Saved entries:

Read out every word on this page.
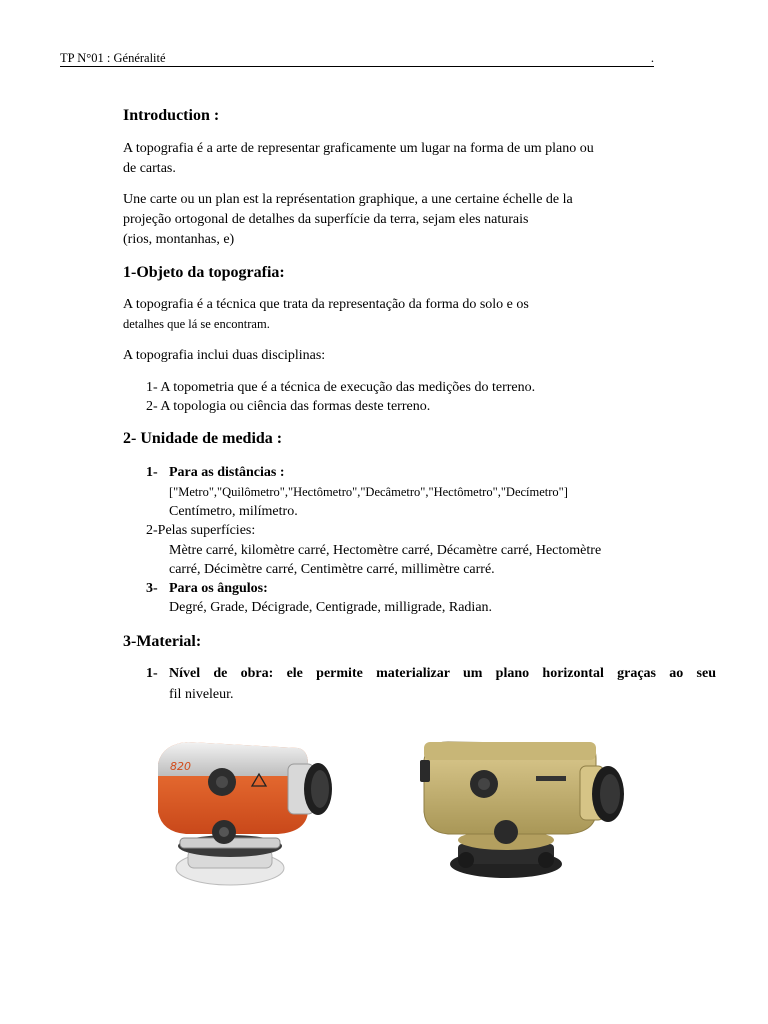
TP N°01 : Généralité	.
Introduction :
A topografia é a arte de representar graficamente um lugar na forma de um plano ou
de cartas.
Une carte ou un plan est la représentation graphique, a une certaine échelle de la
projeção ortogonal de detalhes da superfície da terra, sejam eles naturais
(rios, montanhas, e)
1-Objeto da topografia:
A topografia é a técnica que trata da representação da forma do solo e os
detalhes que lá se encontram.
A topografia inclui duas disciplinas:
1- A topometria que é a técnica de execução das medições do terreno.
2- A topologia ou ciência das formas deste terreno.
2- Unidade de medida :
1- Para as distâncias :
["Metro","Quilômetro","Hectômetro","Decâmetro","Hectômetro","Decímetro"]
Centímetro, milímetro.
2-Pelas superfícies:
Mètre carré, kilomètre carré, Hectomètre carré, Décamètre carré, Hectomètre
carré, Décimètre carré, Centimètre carré, millimètre carré.
3- Para os ângulos:
Degré, Grade, Décigrade, Centigrade, milligrade, Radian.
3-Material:
1- Nível de obra: ele permite materializar um plano horizontal graças ao seu
fil niveleur.
820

*Exercise requirements:*
Make an exact copy of the data above, pictures excluded.

*Expected answer:*
Read out every word on this page.
TP N°01 : Généralité	.
Introduction :
A topografia é a arte de representar graficamente um lugar na forma de um plano ou
de cartas.
Une carte ou un plan est la représentation graphique, a une certaine échelle de la
projeção ortogonal de detalhes da superfície da terra, sejam eles naturais
(rios, montanhas, e)
1-Objeto da topografia:
A topografia é a técnica que trata da representação da forma do solo e os
detalhes que lá se encontram.
A topografia inclui duas disciplinas:
1- A topometria que é a técnica de execução das medições do terreno.
2- A topologia ou ciência das formas deste terreno.
2- Unidade de medida :
1- Para as distâncias :
["Metro","Quilômetro","Hectômetro","Decâmetro","Hectômetro","Decímetro"]
Centímetro, milímetro.
2-Pelas superfícies:
Mètre carré, kilomètre carré, Hectomètre carré, Décamètre carré, Hectomètre
carré, Décimètre carré, Centimètre carré, millimètre carré.
3- Para os ângulos:
Degré, Grade, Décigrade, Centigrade, milligrade, Radian.
3-Material:
1- Nível de obra: ele permite materializar um plano horizontal graças ao seu
fil niveleur.
820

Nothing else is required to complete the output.